### BRIEF
Can you turn each line of the records below into a JSON list of strings, one string per line, with blank lines left out?

[Begin]

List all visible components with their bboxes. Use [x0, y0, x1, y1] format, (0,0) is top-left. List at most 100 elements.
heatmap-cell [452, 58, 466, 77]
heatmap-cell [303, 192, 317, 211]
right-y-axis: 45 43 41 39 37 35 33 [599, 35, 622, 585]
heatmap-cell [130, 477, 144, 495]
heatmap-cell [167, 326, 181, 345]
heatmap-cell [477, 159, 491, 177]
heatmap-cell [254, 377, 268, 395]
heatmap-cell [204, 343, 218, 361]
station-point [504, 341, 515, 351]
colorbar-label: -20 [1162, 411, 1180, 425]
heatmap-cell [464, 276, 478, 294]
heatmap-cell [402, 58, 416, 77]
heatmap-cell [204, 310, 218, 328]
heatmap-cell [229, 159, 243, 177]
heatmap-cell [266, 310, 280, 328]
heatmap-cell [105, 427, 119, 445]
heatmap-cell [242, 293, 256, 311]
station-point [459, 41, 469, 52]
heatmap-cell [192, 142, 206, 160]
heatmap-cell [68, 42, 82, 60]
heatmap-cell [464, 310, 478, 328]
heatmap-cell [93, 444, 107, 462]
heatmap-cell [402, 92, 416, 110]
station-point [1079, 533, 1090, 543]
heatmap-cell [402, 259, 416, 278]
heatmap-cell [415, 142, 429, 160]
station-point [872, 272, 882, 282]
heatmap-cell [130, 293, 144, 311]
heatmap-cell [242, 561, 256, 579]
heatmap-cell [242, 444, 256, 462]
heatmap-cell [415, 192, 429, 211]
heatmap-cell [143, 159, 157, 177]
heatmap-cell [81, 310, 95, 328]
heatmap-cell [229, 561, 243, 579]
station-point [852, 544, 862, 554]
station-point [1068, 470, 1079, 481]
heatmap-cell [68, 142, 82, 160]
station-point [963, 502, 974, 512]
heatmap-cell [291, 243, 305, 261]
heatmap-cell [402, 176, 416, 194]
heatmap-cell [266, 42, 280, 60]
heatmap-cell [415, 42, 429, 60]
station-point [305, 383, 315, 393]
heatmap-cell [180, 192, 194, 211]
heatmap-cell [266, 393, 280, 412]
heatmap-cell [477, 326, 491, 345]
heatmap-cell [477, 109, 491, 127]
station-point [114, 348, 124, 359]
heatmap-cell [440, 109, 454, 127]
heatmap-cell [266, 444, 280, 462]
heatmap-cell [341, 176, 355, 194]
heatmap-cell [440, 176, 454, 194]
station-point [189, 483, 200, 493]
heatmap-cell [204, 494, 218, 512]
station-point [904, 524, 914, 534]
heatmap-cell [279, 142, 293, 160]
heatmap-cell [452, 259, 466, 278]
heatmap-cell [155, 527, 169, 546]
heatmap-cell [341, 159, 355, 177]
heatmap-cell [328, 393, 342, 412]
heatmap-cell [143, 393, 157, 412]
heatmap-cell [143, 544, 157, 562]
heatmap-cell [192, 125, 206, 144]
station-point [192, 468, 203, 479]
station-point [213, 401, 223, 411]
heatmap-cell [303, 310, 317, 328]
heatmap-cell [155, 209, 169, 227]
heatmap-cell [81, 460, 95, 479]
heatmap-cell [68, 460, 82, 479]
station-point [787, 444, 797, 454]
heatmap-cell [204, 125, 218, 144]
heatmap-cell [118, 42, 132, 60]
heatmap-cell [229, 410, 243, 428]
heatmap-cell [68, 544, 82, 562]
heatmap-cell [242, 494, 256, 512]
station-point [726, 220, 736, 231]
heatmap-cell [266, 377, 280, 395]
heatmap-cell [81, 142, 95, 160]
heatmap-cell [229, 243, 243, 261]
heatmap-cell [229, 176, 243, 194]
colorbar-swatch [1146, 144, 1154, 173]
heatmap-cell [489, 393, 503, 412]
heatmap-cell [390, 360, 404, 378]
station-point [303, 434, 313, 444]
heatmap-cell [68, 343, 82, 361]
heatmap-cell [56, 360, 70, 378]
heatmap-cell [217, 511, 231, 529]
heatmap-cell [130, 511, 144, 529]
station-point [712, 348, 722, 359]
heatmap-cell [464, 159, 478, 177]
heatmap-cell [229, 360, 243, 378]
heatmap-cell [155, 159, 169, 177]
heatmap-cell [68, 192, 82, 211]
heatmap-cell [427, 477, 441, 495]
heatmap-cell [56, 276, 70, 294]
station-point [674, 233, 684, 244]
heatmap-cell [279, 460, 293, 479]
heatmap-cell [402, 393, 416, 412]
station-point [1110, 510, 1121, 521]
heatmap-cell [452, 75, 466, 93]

[End]

### FULL RESPONSE
[
  "List all visible components with their bboxes. Use [x0, y0, x1, y1] format, (0,0) is top-left. List at most 100 elements.",
  "heatmap-cell [452, 58, 466, 77]",
  "heatmap-cell [303, 192, 317, 211]",
  "right-y-axis: 45 43 41 39 37 35 33 [599, 35, 622, 585]",
  "heatmap-cell [130, 477, 144, 495]",
  "heatmap-cell [167, 326, 181, 345]",
  "heatmap-cell [477, 159, 491, 177]",
  "heatmap-cell [254, 377, 268, 395]",
  "heatmap-cell [204, 343, 218, 361]",
  "station-point [504, 341, 515, 351]",
  "colorbar-label: -20 [1162, 411, 1180, 425]",
  "heatmap-cell [464, 276, 478, 294]",
  "heatmap-cell [402, 58, 416, 77]",
  "heatmap-cell [204, 310, 218, 328]",
  "heatmap-cell [229, 159, 243, 177]",
  "heatmap-cell [266, 310, 280, 328]",
  "heatmap-cell [105, 427, 119, 445]",
  "heatmap-cell [242, 293, 256, 311]",
  "station-point [459, 41, 469, 52]",
  "heatmap-cell [192, 142, 206, 160]",
  "heatmap-cell [68, 42, 82, 60]",
  "heatmap-cell [464, 310, 478, 328]",
  "heatmap-cell [93, 444, 107, 462]",
  "heatmap-cell [402, 92, 416, 110]",
  "station-point [1079, 533, 1090, 543]",
  "heatmap-cell [402, 259, 416, 278]",
  "heatmap-cell [415, 142, 429, 160]",
  "station-point [872, 272, 882, 282]",
  "heatmap-cell [130, 293, 144, 311]",
  "heatmap-cell [242, 561, 256, 579]",
  "heatmap-cell [242, 444, 256, 462]",
  "heatmap-cell [415, 192, 429, 211]",
  "heatmap-cell [143, 159, 157, 177]",
  "heatmap-cell [81, 310, 95, 328]",
  "heatmap-cell [229, 561, 243, 579]",
  "station-point [852, 544, 862, 554]",
  "station-point [1068, 470, 1079, 481]",
  "heatmap-cell [68, 142, 82, 160]",
  "station-point [963, 502, 974, 512]",
  "heatmap-cell [291, 243, 305, 261]",
  "heatmap-cell [402, 176, 416, 194]",
  "heatmap-cell [266, 42, 280, 60]",
  "heatmap-cell [415, 42, 429, 60]",
  "station-point [305, 383, 315, 393]",
  "heatmap-cell [180, 192, 194, 211]",
  "heatmap-cell [266, 393, 280, 412]",
  "heatmap-cell [477, 326, 491, 345]",
  "heatmap-cell [477, 109, 491, 127]",
  "station-point [114, 348, 124, 359]",
  "heatmap-cell [440, 109, 454, 127]",
  "heatmap-cell [266, 444, 280, 462]",
  "heatmap-cell [341, 176, 355, 194]",
  "heatmap-cell [440, 176, 454, 194]",
  "station-point [189, 483, 200, 493]",
  "heatmap-cell [204, 494, 218, 512]",
  "station-point [904, 524, 914, 534]",
  "heatmap-cell [279, 142, 293, 160]",
  "heatmap-cell [452, 259, 466, 278]",
  "heatmap-cell [155, 527, 169, 546]",
  "heatmap-cell [341, 159, 355, 177]",
  "heatmap-cell [328, 393, 342, 412]",
  "heatmap-cell [143, 393, 157, 412]",
  "heatmap-cell [143, 544, 157, 562]",
  "heatmap-cell [192, 125, 206, 144]",
  "station-point [192, 468, 203, 479]",
  "station-point [213, 401, 223, 411]",
  "heatmap-cell [303, 310, 317, 328]",
  "heatmap-cell [155, 209, 169, 227]",
  "heatmap-cell [81, 460, 95, 479]",
  "heatmap-cell [68, 460, 82, 479]",
  "station-point [787, 444, 797, 454]",
  "heatmap-cell [204, 125, 218, 144]",
  "heatmap-cell [118, 42, 132, 60]",
  "heatmap-cell [229, 410, 243, 428]",
  "heatmap-cell [68, 544, 82, 562]",
  "heatmap-cell [242, 494, 256, 512]",
  "station-point [726, 220, 736, 231]",
  "heatmap-cell [266, 377, 280, 395]",
  "heatmap-cell [81, 142, 95, 160]",
  "heatmap-cell [229, 243, 243, 261]",
  "heatmap-cell [229, 176, 243, 194]",
  "colorbar-swatch [1146, 144, 1154, 173]",
  "heatmap-cell [489, 393, 503, 412]",
  "heatmap-cell [390, 360, 404, 378]",
  "station-point [303, 434, 313, 444]",
  "heatmap-cell [68, 343, 82, 361]",
  "heatmap-cell [56, 360, 70, 378]",
  "heatmap-cell [217, 511, 231, 529]",
  "heatmap-cell [130, 511, 144, 529]",
  "station-point [712, 348, 722, 359]",
  "heatmap-cell [464, 159, 478, 177]",
  "heatmap-cell [229, 360, 243, 378]",
  "heatmap-cell [155, 159, 169, 177]",
  "heatmap-cell [68, 192, 82, 211]",
  "heatmap-cell [427, 477, 441, 495]",
  "heatmap-cell [56, 276, 70, 294]",
  "station-point [674, 233, 684, 244]",
  "heatmap-cell [279, 460, 293, 479]",
  "heatmap-cell [402, 393, 416, 412]",
  "station-point [1110, 510, 1121, 521]",
  "heatmap-cell [452, 75, 466, 93]"
]